_What is expected_. Write out the full set of records exactly. Any pictures in them do not belong in the copy.

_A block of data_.
— BEGIN —

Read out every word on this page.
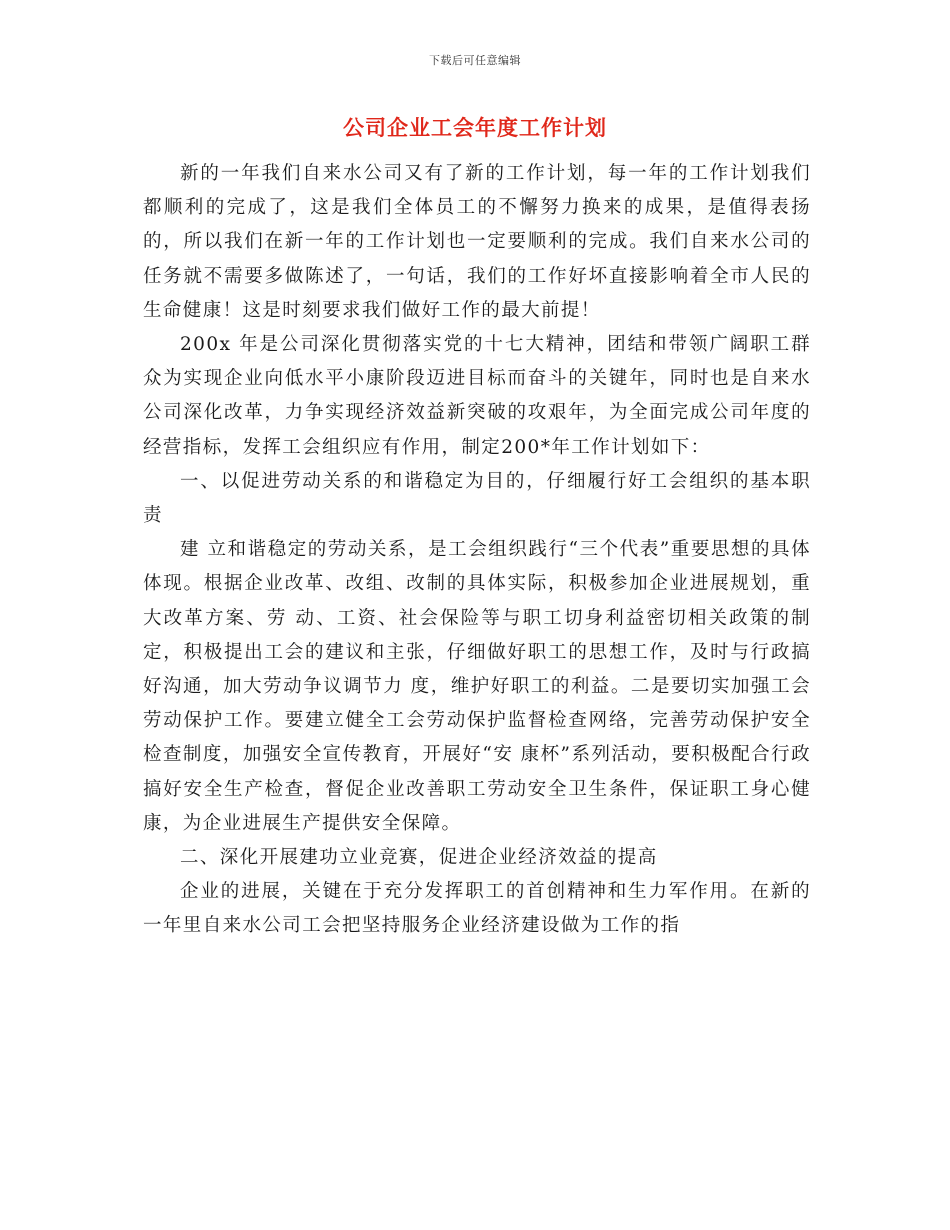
下载后可任意编辑
公司企业工会年度工作计划

新的一年我们自来水公司又有了新的工作计划，每一年的工作计划我们都顺利的完成了，这是我们全体员工的不懈努力换来的成果，是值得表扬的，所以我们在新一年的工作计划也一定要顺利的完成。我们自来水公司的任务就不需要多做陈述了，一句话，我们的工作好坏直接影响着全市人民的生命健康！这是时刻要求我们做好工作的最大前提！

200x 年是公司深化贯彻落实党的十七大精神，团结和带领广阔职工群众为实现企业向低水平小康阶段迈进目标而奋斗的关键年，同时也是自来水公司深化改革，力争实现经济效益新突破的攻艰年，为全面完成公司年度的经营指标，发挥工会组织应有作用，制定200*年工作计划如下：

一、以促进劳动关系的和谐稳定为目的，仔细履行好工会组织的基本职责

建 立和谐稳定的劳动关系，是工会组织践行“三个代表”重要思想的具体体现。根据企业改革、改组、改制的具体实际，积极参加企业进展规划，重大改革方案、劳 动、工资、社会保险等与职工切身利益密切相关政策的制定，积极提出工会的建议和主张，仔细做好职工的思想工作，及时与行政搞好沟通，加大劳动争议调节力 度，维护好职工的利益。二是要切实加强工会劳动保护工作。要建立健全工会劳动保护监督检查网络，完善劳动保护安全检查制度，加强安全宣传教育，开展好“安 康杯”系列活动，要积极配合行政搞好安全生产检查，督促企业改善职工劳动安全卫生条件，保证职工身心健康，为企业进展生产提供安全保障。

二、深化开展建功立业竞赛，促进企业经济效益的提高

企业的进展，关键在于充分发挥职工的首创精神和生力军作用。在新的一年里自来水公司工会把坚持服务企业经济建设做为工作的指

— END —

_Answer to the exercise_.
Read out every word on this page.
下载后可任意编辑
公司企业工会年度工作计划

新的一年我们自来水公司又有了新的工作计划，每一年的工作计划我们都顺利的完成了，这是我们全体员工的不懈努力换来的成果，是值得表扬的，所以我们在新一年的工作计划也一定要顺利的完成。我们自来水公司的任务就不需要多做陈述了，一句话，我们的工作好坏直接影响着全市人民的生命健康！这是时刻要求我们做好工作的最大前提！

200x 年是公司深化贯彻落实党的十七大精神，团结和带领广阔职工群众为实现企业向低水平小康阶段迈进目标而奋斗的关键年，同时也是自来水公司深化改革，力争实现经济效益新突破的攻艰年，为全面完成公司年度的经营指标，发挥工会组织应有作用，制定200*年工作计划如下：

一、以促进劳动关系的和谐稳定为目的，仔细履行好工会组织的基本职责

建 立和谐稳定的劳动关系，是工会组织践行“三个代表”重要思想的具体体现。根据企业改革、改组、改制的具体实际，积极参加企业进展规划，重大改革方案、劳 动、工资、社会保险等与职工切身利益密切相关政策的制定，积极提出工会的建议和主张，仔细做好职工的思想工作，及时与行政搞好沟通，加大劳动争议调节力 度，维护好职工的利益。二是要切实加强工会劳动保护工作。要建立健全工会劳动保护监督检查网络，完善劳动保护安全检查制度，加强安全宣传教育，开展好“安 康杯”系列活动，要积极配合行政搞好安全生产检查，督促企业改善职工劳动安全卫生条件，保证职工身心健康，为企业进展生产提供安全保障。

二、深化开展建功立业竞赛，促进企业经济效益的提高

企业的进展，关键在于充分发挥职工的首创精神和生力军作用。在新的一年里自来水公司工会把坚持服务企业经济建设做为工作的指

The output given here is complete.